Exercise
Copy every line that holds "introduced".

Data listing
• • • •
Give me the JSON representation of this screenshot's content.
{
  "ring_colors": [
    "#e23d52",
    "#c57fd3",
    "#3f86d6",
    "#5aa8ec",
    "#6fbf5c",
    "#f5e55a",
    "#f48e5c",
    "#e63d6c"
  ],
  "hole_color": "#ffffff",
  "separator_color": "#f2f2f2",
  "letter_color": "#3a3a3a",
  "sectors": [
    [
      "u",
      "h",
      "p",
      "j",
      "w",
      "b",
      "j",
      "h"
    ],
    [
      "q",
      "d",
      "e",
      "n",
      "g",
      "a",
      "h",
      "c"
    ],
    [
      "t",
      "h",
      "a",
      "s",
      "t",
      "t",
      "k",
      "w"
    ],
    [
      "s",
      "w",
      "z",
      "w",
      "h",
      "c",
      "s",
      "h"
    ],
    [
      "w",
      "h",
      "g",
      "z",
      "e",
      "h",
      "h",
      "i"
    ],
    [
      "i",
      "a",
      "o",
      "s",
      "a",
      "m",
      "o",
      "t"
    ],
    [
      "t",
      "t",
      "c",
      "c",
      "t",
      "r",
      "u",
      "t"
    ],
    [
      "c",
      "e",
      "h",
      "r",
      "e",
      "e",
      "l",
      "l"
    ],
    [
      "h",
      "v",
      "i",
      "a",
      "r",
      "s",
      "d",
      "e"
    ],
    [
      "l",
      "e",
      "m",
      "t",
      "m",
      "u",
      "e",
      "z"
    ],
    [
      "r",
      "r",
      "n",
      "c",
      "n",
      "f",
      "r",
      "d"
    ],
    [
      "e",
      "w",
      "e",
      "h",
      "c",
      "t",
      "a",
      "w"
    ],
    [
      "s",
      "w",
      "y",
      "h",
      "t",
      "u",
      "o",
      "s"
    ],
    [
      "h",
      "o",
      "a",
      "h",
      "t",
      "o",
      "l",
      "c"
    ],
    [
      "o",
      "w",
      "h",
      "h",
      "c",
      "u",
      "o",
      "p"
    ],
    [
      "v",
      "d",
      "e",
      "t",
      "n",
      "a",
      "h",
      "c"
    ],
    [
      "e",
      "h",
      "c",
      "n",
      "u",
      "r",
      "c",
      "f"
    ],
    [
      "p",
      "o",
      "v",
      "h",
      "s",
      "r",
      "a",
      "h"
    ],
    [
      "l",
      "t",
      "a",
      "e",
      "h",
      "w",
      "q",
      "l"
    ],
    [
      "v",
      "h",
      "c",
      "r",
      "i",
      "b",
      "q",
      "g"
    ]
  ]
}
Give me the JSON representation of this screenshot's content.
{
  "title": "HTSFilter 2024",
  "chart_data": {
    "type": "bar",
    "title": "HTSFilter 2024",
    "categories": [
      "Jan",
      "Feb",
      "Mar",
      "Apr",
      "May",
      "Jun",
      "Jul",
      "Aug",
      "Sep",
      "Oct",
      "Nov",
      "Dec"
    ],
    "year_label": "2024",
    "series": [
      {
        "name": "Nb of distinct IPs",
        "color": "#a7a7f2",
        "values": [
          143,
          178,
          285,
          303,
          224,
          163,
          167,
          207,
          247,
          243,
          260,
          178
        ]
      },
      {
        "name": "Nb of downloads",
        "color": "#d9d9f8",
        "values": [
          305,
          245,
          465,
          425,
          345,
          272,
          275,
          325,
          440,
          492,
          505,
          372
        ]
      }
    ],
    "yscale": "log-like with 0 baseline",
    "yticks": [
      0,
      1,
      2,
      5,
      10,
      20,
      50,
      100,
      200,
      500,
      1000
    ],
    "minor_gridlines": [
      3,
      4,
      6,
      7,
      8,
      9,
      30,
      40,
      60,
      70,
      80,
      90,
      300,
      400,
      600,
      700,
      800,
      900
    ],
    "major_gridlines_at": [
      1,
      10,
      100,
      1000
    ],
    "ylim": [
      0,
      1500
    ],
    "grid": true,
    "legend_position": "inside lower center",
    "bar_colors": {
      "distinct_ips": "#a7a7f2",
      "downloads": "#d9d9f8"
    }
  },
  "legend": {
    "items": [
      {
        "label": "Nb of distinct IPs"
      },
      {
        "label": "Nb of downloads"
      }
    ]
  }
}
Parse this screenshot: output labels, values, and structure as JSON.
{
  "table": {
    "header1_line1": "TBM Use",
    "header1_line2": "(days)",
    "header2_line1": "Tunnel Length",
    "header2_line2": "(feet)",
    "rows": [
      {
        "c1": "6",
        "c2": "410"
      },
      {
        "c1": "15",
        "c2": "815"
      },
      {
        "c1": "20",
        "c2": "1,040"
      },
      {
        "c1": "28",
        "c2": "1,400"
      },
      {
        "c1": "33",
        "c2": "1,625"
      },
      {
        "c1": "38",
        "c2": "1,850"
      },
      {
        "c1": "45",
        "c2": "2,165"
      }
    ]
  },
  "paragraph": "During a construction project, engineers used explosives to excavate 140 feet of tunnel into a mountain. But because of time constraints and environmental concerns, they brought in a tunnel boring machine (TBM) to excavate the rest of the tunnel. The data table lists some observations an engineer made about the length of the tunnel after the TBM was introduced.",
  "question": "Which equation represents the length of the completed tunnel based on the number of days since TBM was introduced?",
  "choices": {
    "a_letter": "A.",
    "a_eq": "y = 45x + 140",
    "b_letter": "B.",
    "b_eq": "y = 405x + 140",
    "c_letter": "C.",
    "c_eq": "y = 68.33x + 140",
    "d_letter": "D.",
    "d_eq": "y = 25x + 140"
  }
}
• • • •
Task result
  "paragraph": "During a construction project, engineers used explosives to excavate 140 feet of tunnel into a mountain. But because of time constraints and environmental concerns, they brought in a tunnel boring machine (TBM) to excavate the rest of the tunnel. The data table lists some observations an engineer made about the length of the tunnel after the TBM was introduced.",
  "question": "Which equation represents the length of the completed tunnel based on the number of days since TBM was introduced?",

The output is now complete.